Work to do.
Check each line below for "Landing" and report how many have it, nothing else.

++++ Record excerpts

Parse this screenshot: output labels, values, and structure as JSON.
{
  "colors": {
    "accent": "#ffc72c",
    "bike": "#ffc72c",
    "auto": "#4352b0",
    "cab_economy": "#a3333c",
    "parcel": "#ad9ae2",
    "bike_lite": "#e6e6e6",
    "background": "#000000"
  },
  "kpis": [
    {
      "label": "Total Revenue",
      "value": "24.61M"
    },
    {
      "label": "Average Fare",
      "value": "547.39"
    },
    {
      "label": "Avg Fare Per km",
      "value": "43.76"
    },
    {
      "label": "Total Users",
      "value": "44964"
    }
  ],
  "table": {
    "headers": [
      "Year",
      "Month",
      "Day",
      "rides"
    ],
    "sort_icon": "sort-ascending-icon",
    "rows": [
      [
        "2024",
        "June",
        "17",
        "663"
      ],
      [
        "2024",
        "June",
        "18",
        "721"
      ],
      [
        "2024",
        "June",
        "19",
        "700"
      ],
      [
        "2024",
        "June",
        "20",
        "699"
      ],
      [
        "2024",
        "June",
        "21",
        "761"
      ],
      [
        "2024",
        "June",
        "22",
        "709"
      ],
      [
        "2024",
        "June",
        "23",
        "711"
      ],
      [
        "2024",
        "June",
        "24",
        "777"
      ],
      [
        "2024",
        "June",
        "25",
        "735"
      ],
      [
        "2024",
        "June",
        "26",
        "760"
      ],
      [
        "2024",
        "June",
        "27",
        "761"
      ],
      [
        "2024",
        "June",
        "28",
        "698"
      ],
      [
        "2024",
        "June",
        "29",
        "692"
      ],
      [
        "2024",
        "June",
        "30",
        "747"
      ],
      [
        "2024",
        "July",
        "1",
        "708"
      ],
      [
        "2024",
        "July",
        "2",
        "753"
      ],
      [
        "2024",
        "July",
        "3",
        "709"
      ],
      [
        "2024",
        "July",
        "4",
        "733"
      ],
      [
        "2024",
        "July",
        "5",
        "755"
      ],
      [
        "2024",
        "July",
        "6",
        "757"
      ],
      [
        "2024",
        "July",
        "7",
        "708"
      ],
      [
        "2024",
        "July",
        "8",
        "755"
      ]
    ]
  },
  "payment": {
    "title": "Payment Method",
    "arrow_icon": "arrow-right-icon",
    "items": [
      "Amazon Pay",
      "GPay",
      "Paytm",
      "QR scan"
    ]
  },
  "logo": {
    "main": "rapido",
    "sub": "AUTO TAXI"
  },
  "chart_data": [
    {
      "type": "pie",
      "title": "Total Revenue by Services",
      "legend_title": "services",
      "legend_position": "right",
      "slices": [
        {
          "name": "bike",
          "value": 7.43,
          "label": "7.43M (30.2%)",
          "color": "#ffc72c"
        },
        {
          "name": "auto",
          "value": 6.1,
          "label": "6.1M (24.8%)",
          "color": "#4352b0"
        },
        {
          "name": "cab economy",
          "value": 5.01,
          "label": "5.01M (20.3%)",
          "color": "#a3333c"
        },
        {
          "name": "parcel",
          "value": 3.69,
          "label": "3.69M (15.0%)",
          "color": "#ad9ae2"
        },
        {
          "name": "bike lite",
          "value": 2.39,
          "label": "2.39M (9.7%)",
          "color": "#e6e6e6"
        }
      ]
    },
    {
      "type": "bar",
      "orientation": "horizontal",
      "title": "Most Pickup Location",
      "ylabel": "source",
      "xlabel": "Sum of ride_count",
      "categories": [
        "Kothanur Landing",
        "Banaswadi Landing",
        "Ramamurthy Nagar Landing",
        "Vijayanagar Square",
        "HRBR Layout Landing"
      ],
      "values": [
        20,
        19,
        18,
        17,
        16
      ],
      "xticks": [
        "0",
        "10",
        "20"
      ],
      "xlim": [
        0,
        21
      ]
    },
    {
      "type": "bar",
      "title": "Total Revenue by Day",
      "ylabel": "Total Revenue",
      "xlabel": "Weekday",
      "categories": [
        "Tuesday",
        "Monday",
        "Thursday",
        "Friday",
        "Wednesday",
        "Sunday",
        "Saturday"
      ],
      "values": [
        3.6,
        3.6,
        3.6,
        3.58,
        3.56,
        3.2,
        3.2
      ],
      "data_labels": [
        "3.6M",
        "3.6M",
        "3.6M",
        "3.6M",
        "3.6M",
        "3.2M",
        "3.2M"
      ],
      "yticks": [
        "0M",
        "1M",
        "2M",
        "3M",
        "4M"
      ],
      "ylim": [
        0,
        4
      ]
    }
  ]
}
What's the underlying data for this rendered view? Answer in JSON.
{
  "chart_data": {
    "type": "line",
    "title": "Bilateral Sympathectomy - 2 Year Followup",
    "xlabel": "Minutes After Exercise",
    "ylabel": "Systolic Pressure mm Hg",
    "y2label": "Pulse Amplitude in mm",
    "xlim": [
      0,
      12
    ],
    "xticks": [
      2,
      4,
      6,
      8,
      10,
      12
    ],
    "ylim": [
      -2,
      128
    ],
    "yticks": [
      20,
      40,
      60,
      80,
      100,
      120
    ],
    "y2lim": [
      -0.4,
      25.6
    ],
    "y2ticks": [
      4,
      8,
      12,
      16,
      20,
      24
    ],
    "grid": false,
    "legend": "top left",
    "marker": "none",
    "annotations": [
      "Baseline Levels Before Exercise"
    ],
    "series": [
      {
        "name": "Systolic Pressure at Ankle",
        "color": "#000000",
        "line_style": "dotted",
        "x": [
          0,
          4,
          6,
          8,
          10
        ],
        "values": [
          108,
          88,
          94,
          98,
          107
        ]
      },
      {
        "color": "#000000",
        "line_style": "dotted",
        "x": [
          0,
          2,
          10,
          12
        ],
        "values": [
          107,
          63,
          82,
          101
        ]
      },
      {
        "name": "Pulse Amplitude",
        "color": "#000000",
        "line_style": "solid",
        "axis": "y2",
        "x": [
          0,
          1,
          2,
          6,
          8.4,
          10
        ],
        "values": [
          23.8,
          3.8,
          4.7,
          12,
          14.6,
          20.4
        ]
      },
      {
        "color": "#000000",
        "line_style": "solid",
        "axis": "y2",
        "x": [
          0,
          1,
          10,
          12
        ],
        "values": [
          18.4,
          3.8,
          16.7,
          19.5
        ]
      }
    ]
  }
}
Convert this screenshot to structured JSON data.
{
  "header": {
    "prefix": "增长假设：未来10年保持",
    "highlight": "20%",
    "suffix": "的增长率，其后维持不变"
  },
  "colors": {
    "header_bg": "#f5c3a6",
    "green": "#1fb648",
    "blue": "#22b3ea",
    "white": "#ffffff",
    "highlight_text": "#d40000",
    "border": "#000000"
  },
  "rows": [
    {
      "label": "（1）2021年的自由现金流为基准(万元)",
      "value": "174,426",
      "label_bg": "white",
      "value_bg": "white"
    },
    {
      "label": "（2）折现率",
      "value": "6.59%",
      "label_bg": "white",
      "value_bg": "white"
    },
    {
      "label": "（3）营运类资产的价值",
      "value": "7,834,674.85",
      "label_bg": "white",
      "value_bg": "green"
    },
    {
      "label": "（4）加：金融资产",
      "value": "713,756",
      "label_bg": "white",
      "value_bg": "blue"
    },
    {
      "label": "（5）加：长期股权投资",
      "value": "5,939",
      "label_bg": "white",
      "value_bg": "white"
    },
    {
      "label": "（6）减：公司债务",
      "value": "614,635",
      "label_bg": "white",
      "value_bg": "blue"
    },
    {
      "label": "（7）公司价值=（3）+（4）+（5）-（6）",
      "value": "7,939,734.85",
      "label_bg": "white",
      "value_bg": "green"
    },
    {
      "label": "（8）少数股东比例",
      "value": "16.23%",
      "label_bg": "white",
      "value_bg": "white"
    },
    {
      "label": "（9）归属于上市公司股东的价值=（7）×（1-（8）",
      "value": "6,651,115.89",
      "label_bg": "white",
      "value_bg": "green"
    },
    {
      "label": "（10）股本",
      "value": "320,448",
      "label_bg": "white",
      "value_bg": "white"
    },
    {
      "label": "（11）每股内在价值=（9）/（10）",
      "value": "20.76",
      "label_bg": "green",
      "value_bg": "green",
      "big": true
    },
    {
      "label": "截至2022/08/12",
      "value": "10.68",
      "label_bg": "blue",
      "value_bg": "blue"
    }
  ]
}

++++++++

Answer to the problem.
4